_WHAT YOU ARE ASKED TO DO_
Transcribe the data that follows precisely, omitting nothing.

┌─ DATA IN THIS EXERCISE

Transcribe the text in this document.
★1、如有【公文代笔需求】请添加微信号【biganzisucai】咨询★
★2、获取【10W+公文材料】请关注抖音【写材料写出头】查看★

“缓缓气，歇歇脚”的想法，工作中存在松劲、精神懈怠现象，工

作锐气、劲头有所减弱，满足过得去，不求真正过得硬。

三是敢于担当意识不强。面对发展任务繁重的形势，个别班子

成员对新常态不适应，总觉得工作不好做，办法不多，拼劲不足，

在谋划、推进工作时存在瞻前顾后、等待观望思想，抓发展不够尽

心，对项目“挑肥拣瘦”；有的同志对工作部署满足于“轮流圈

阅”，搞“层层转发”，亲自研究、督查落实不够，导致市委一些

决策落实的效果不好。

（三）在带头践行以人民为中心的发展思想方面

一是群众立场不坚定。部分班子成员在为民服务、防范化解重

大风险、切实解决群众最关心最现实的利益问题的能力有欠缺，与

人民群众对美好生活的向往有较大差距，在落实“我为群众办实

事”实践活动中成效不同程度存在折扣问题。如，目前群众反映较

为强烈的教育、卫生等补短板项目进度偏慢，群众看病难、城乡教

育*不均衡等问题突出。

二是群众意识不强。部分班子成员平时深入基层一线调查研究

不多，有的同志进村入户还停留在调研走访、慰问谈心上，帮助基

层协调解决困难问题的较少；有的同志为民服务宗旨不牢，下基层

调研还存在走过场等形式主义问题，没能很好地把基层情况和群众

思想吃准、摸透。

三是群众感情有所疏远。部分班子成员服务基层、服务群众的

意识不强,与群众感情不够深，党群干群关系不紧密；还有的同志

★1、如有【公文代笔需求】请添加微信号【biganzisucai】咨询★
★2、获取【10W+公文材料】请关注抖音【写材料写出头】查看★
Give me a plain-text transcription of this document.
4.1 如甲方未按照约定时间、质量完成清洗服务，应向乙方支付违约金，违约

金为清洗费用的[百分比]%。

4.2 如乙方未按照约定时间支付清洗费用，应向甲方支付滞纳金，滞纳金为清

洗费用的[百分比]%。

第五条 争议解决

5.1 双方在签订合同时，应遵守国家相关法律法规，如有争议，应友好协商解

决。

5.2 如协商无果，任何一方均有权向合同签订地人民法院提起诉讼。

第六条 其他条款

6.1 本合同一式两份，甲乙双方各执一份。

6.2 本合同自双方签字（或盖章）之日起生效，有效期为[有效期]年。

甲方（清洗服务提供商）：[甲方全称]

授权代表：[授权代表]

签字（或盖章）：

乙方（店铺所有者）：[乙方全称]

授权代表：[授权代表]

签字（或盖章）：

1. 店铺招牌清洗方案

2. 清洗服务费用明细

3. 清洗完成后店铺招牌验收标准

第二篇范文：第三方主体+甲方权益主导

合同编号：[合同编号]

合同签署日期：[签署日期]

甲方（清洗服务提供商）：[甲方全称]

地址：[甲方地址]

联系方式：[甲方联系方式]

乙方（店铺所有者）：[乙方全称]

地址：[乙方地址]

└─

_RESULT_
Transcribe the text in this document.
★1、如有【公文代笔需求】请添加微信号【biganzisucai】咨询★
★2、获取【10W+公文材料】请关注抖音【写材料写出头】查看★

“缓缓气，歇歇脚”的想法，工作中存在松劲、精神懈怠现象，工

作锐气、劲头有所减弱，满足过得去，不求真正过得硬。

三是敢于担当意识不强。面对发展任务繁重的形势，个别班子

成员对新常态不适应，总觉得工作不好做，办法不多，拼劲不足，

在谋划、推进工作时存在瞻前顾后、等待观望思想，抓发展不够尽

心，对项目“挑肥拣瘦”；有的同志对工作部署满足于“轮流圈

阅”，搞“层层转发”，亲自研究、督查落实不够，导致市委一些

决策落实的效果不好。

（三）在带头践行以人民为中心的发展思想方面

一是群众立场不坚定。部分班子成员在为民服务、防范化解重

大风险、切实解决群众最关心最现实的利益问题的能力有欠缺，与

人民群众对美好生活的向往有较大差距，在落实“我为群众办实

事”实践活动中成效不同程度存在折扣问题。如，目前群众反映较

为强烈的教育、卫生等补短板项目进度偏慢，群众看病难、城乡教

育*不均衡等问题突出。

二是群众意识不强。部分班子成员平时深入基层一线调查研究

不多，有的同志进村入户还停留在调研走访、慰问谈心上，帮助基

层协调解决困难问题的较少；有的同志为民服务宗旨不牢，下基层

调研还存在走过场等形式主义问题，没能很好地把基层情况和群众

思想吃准、摸透。

三是群众感情有所疏远。部分班子成员服务基层、服务群众的

意识不强,与群众感情不够深，党群干群关系不紧密；还有的同志

★1、如有【公文代笔需求】请添加微信号【biganzisucai】咨询★
★2、获取【10W+公文材料】请关注抖音【写材料写出头】查看★
Give me a plain-text transcription of this document.
4.1 如甲方未按照约定时间、质量完成清洗服务，应向乙方支付违约金，违约

金为清洗费用的[百分比]%。

4.2 如乙方未按照约定时间支付清洗费用，应向甲方支付滞纳金，滞纳金为清

洗费用的[百分比]%。

第五条 争议解决

5.1 双方在签订合同时，应遵守国家相关法律法规，如有争议，应友好协商解

决。

5.2 如协商无果，任何一方均有权向合同签订地人民法院提起诉讼。

第六条 其他条款

6.1 本合同一式两份，甲乙双方各执一份。

6.2 本合同自双方签字（或盖章）之日起生效，有效期为[有效期]年。

甲方（清洗服务提供商）：[甲方全称]

授权代表：[授权代表]

签字（或盖章）：

乙方（店铺所有者）：[乙方全称]

授权代表：[授权代表]

签字（或盖章）：

1. 店铺招牌清洗方案

2. 清洗服务费用明细

3. 清洗完成后店铺招牌验收标准

第二篇范文：第三方主体+甲方权益主导

合同编号：[合同编号]

合同签署日期：[签署日期]

甲方（清洗服务提供商）：[甲方全称]

地址：[甲方地址]

联系方式：[甲方联系方式]

乙方（店铺所有者）：[乙方全称]

地址：[乙方地址]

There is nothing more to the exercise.